◆ Task directions ◆
List all lines of the data that include the string "type".

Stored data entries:
========

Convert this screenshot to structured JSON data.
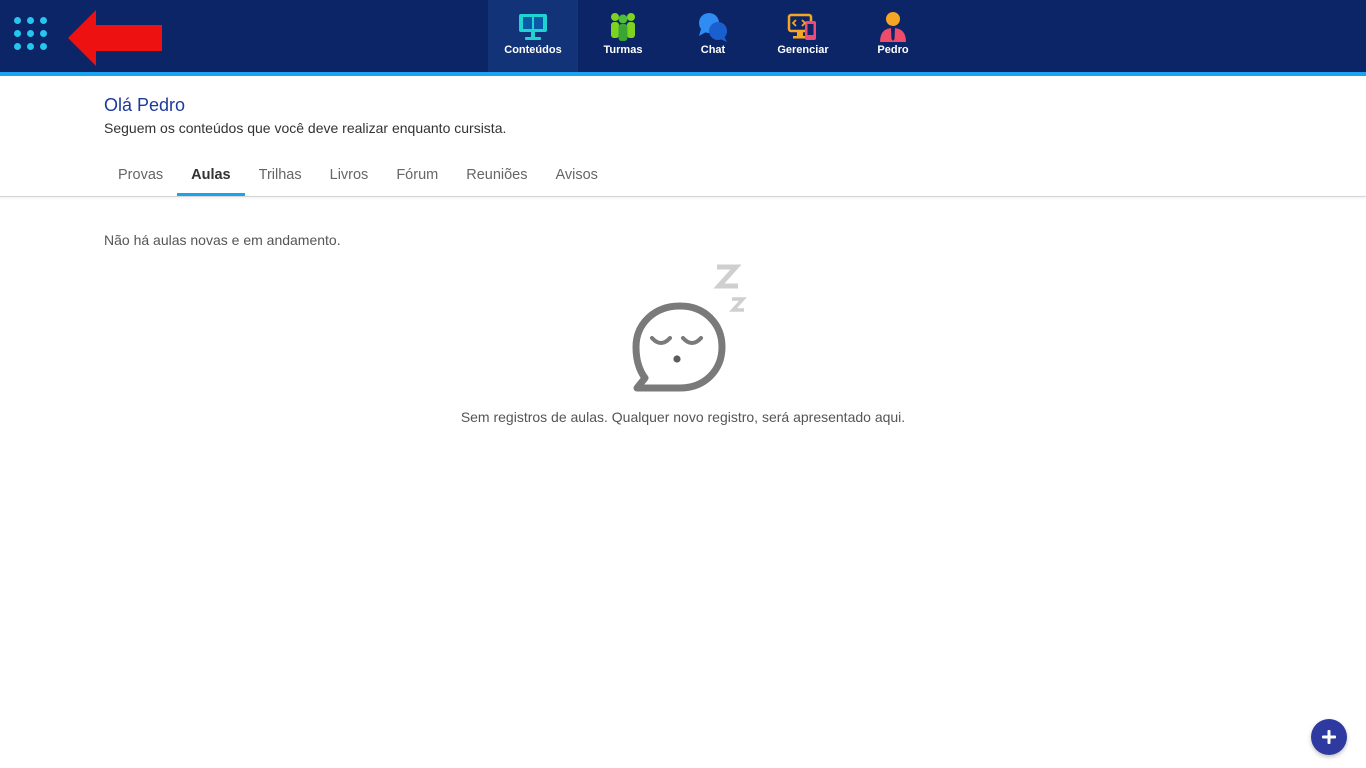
{
  "topbar": {
    "nav_items": [
      {
        "label": "Conteúdos",
        "icon": "monitor-book-icon",
        "active": true
      },
      {
        "label": "Turmas",
        "icon": "group-people-icon",
        "active": false
      },
      {
        "label": "Chat",
        "icon": "chat-bubbles-icon",
        "active": false
      },
      {
        "label": "Gerenciar",
        "icon": "manage-devices-icon",
        "active": false
      },
      {
        "label": "Pedro",
        "icon": "user-profile-icon",
        "active": false
      }
    ]
  },
  "greeting": {
    "hello": "Olá",
    "name": "Pedro",
    "subtitle": "Seguem os conteúdos que você deve realizar enquanto cursista."
  },
  "tabs": [
    {
      "label": "Provas",
      "active": false
    },
    {
      "label": "Aulas",
      "active": true
    },
    {
      "label": "Trilhas",
      "active": false
    },
    {
      "label": "Livros",
      "active": false
    },
    {
      "label": "Fórum",
      "active": false
    },
    {
      "label": "Reuniões",
      "active": false
    },
    {
      "label": "Avisos",
      "active": false
    }
  ],
  "content": {
    "empty_note": "Não há aulas novas e em andamento.",
    "empty_message": "Sem registros de aulas. Qualquer novo registro, será apresentado aqui."
  },
  "colors": {
    "topbar": "#0b2566",
    "accent": "#1aa3ef",
    "greeting": "#1c3a9a",
    "fab": "#2e3a9f"
  }
}
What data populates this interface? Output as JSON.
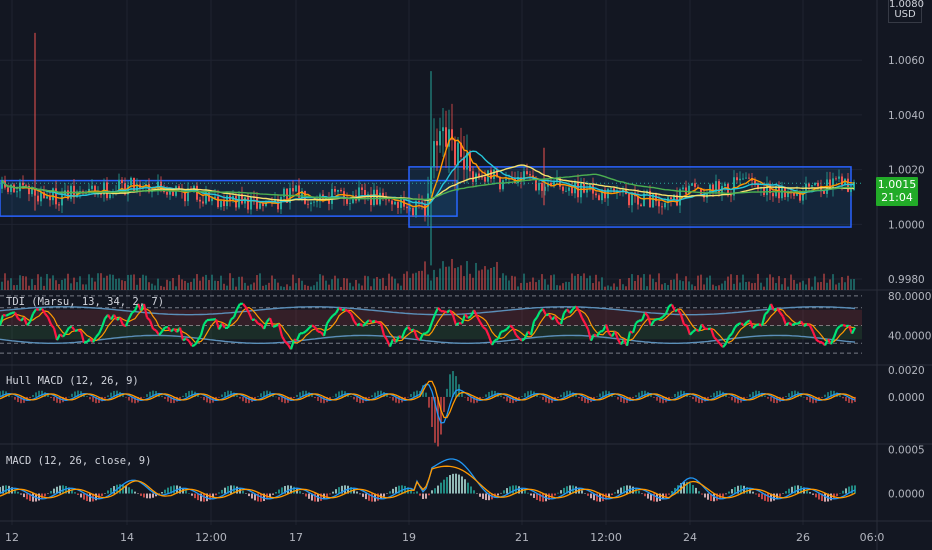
{
  "header": {
    "currency_top": "1.0080",
    "currency_unit": "USD"
  },
  "last_price": {
    "value": "1.0015",
    "countdown": "21:04",
    "color": "#22ab28"
  },
  "colors": {
    "up": "#26a69a",
    "down": "#ef5350",
    "bg": "#131722",
    "grid": "#1f2330",
    "channel": "#2962ff",
    "ma_yellow": "#f7e36b",
    "ma_orange": "#ff9800",
    "ma_teal": "#26c6da",
    "ma_green": "#4caf50",
    "text": "#b2b5be",
    "tdi_green": "#00e676",
    "tdi_red": "#ff1744",
    "tdi_band": "#5b8fb9"
  },
  "chart_data": [
    {
      "type": "candlestick",
      "title": "",
      "ylim": [
        0.9976,
        1.0082
      ],
      "y_ticks": [
        "1.0060",
        "1.0040",
        "1.0020",
        "1.0000",
        "0.9980"
      ],
      "x_ticks": [
        "12",
        "14",
        "12:00",
        "17",
        "19",
        "21",
        "12:00",
        "24",
        "26",
        "06:0"
      ],
      "channels": [
        {
          "x_start": "12",
          "x_end": "19",
          "y_top": 1.0016,
          "y_bottom": 1.0003
        },
        {
          "x_start": "19",
          "x_end": "26",
          "y_top": 1.0021,
          "y_bottom": 0.9999
        }
      ],
      "last": 1.0015,
      "trend_anchors": [
        {
          "x": "12",
          "y": 1.0013
        },
        {
          "x": "14",
          "y": 1.0012
        },
        {
          "x": "12:00",
          "y": 1.0009
        },
        {
          "x": "17",
          "y": 1.0011
        },
        {
          "x": "19",
          "y": 1.0006
        },
        {
          "x": "19",
          "y": 1.003
        },
        {
          "x": "21",
          "y": 1.0016
        },
        {
          "x": "12:00",
          "y": 1.0011
        },
        {
          "x": "24",
          "y": 1.001
        },
        {
          "x": "26",
          "y": 1.0014
        },
        {
          "x": "06:0",
          "y": 1.0015
        }
      ],
      "spikes": [
        {
          "x": "12",
          "high": 1.007,
          "low": 1.0005
        },
        {
          "x": "19",
          "high": 1.0056,
          "low": 0.9985
        },
        {
          "x": "21",
          "high": 1.0028,
          "low": 1.0007
        }
      ]
    },
    {
      "type": "line",
      "name": "TDI (Marsu, 13, 34, 2, 7)",
      "ylim": [
        10,
        85
      ],
      "y_ticks": [
        "80.0000",
        "40.0000"
      ],
      "levels": [
        68,
        50,
        32
      ]
    },
    {
      "type": "bar",
      "name": "Hull MACD (12, 26, 9)",
      "ylim": [
        -0.0035,
        0.0023
      ],
      "y_ticks": [
        "0.0020",
        "0.0000"
      ]
    },
    {
      "type": "bar",
      "name": "MACD (12, 26, close, 9)",
      "ylim": [
        -0.0003,
        0.00055
      ],
      "y_ticks": [
        "0.0005",
        "0.0000"
      ]
    }
  ],
  "indicators": {
    "tdi": "TDI (Marsu, 13, 34, 2, 7)",
    "hull": "Hull MACD (12, 26, 9)",
    "macd": "MACD (12, 26, close, 9)"
  }
}
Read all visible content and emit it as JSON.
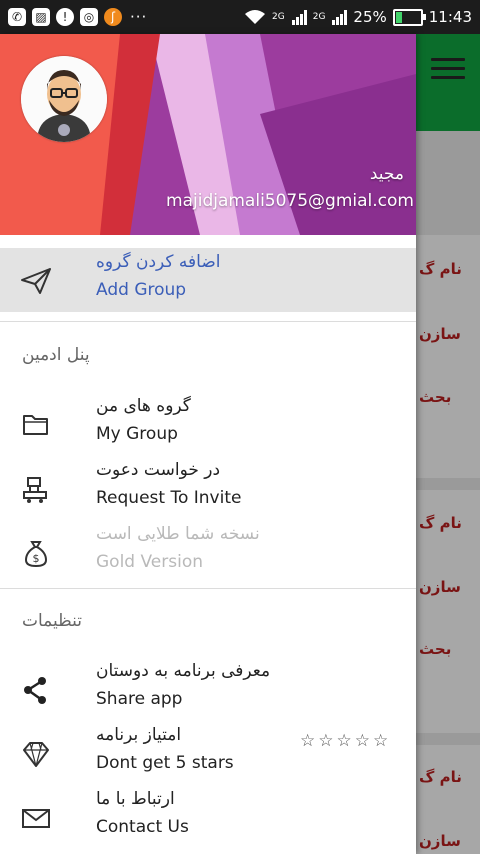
{
  "status_bar": {
    "icons_left": [
      "whatsapp-icon",
      "image-icon",
      "alert-icon",
      "instagram-icon",
      "app-icon"
    ],
    "overflow": "···",
    "network": [
      "2G",
      "2G"
    ],
    "battery": "25%",
    "battery_level": 0.25,
    "time": "11:43"
  },
  "drawer": {
    "header": {
      "name": "مجید",
      "email": "majidjamali5075@gmial.com",
      "colors": [
        "#e8303a",
        "#a03fa6",
        "#d6a6e8"
      ]
    },
    "items": [
      {
        "fa": "اضافه کردن گروه",
        "en": "Add Group",
        "icon": "send-icon",
        "state": "active"
      },
      {
        "fa": "گروه های من",
        "en": "My Group",
        "icon": "folder-icon"
      },
      {
        "fa": "در خواست دعوت",
        "en": "Request To Invite",
        "icon": "invite-icon"
      },
      {
        "fa": "نسخه شما طلایی است",
        "en": "Gold Version",
        "icon": "money-bag-icon",
        "state": "disabled"
      },
      {
        "fa": "معرفی برنامه به دوستان",
        "en": "Share app",
        "icon": "share-icon"
      },
      {
        "fa": "امتیاز برنامه",
        "en": "Dont get 5 stars",
        "icon": "diamond-icon",
        "stars": "☆☆☆☆☆"
      },
      {
        "fa": "ارتباط با ما",
        "en": "Contact Us",
        "icon": "mail-icon"
      }
    ],
    "sections": {
      "admin": "پنل ادمین",
      "settings": "تنظیمات"
    }
  },
  "background_app": {
    "menu_icon": "hamburger-icon",
    "card_lines": [
      "نام گ",
      "سازن",
      "بحث",
      "نام گ",
      "سازن",
      "بحث",
      "نام گ",
      "سازن"
    ],
    "toolbar_color": "#0b6d2b"
  }
}
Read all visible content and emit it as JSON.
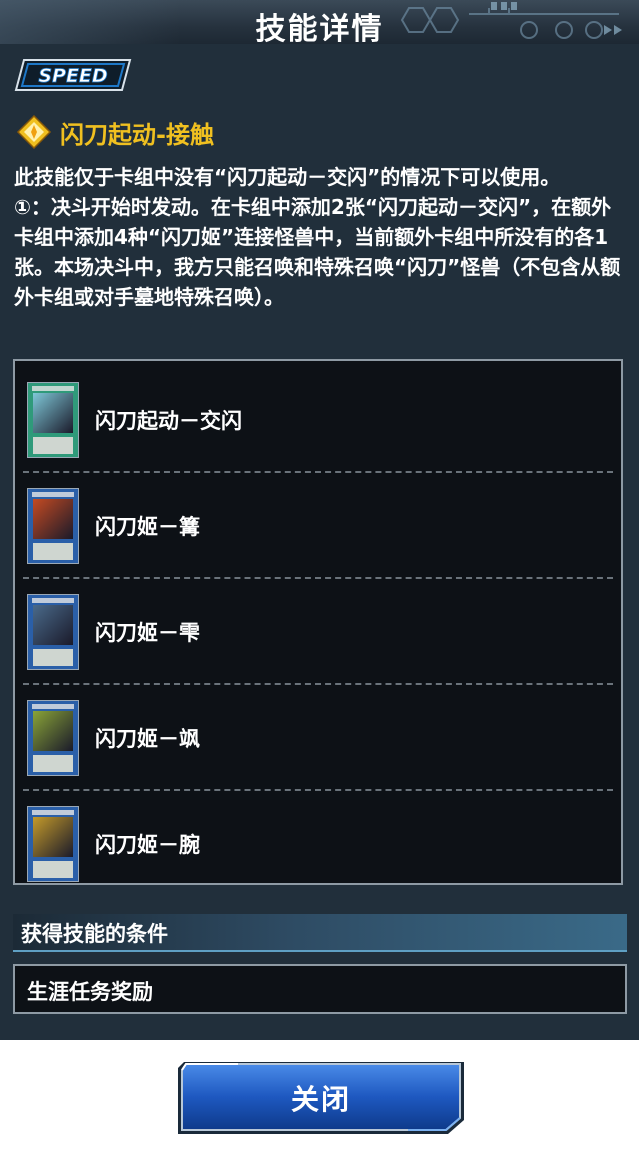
{
  "header": {
    "title": "技能详情"
  },
  "skill": {
    "logo_text": "SPEED",
    "name": "闪刀起动-接触",
    "description_lines": [
      "此技能仅于卡组中没有“闪刀起动－交闪”的情况下可以使用。",
      "①：决斗开始时发动。在卡组中添加2张“闪刀起动－交闪”，在额外卡组中添加4种“闪刀姬”连接怪兽中，当前额外卡组中所没有的各1张。本场决斗中，我方只能召唤和特殊召唤“闪刀”怪兽（不包含从额外卡组或对手墓地特殊召唤）。"
    ]
  },
  "cards": [
    {
      "name": "闪刀起动－交闪",
      "frame_color": "#2f9a7a",
      "art_color": "#7fc8d8",
      "icon": "spell-card-icon"
    },
    {
      "name": "闪刀姬－篝",
      "frame_color": "#2a5fa8",
      "art_color": "#c44a22",
      "icon": "link-monster-card-icon"
    },
    {
      "name": "闪刀姬－雫",
      "frame_color": "#2a5fa8",
      "art_color": "#4a6a8a",
      "icon": "link-monster-card-icon"
    },
    {
      "name": "闪刀姬－飒",
      "frame_color": "#2a5fa8",
      "art_color": "#8aa438",
      "icon": "link-monster-card-icon"
    },
    {
      "name": "闪刀姬－腕",
      "frame_color": "#2a5fa8",
      "art_color": "#c49a2a",
      "icon": "link-monster-card-icon"
    }
  ],
  "conditions": {
    "header": "获得技能的条件",
    "value": "生涯任务奖励"
  },
  "footer": {
    "close_label": "关闭"
  },
  "colors": {
    "panel_bg": "#212f3b",
    "skill_name": "#f0c020",
    "list_bg": "#0d1116",
    "button_blue": "#1e58c0"
  }
}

========

◆ Expected output ◆
      "type": "candlestick",
      "type": "line",
      "type": "bar",
      "type": "bar",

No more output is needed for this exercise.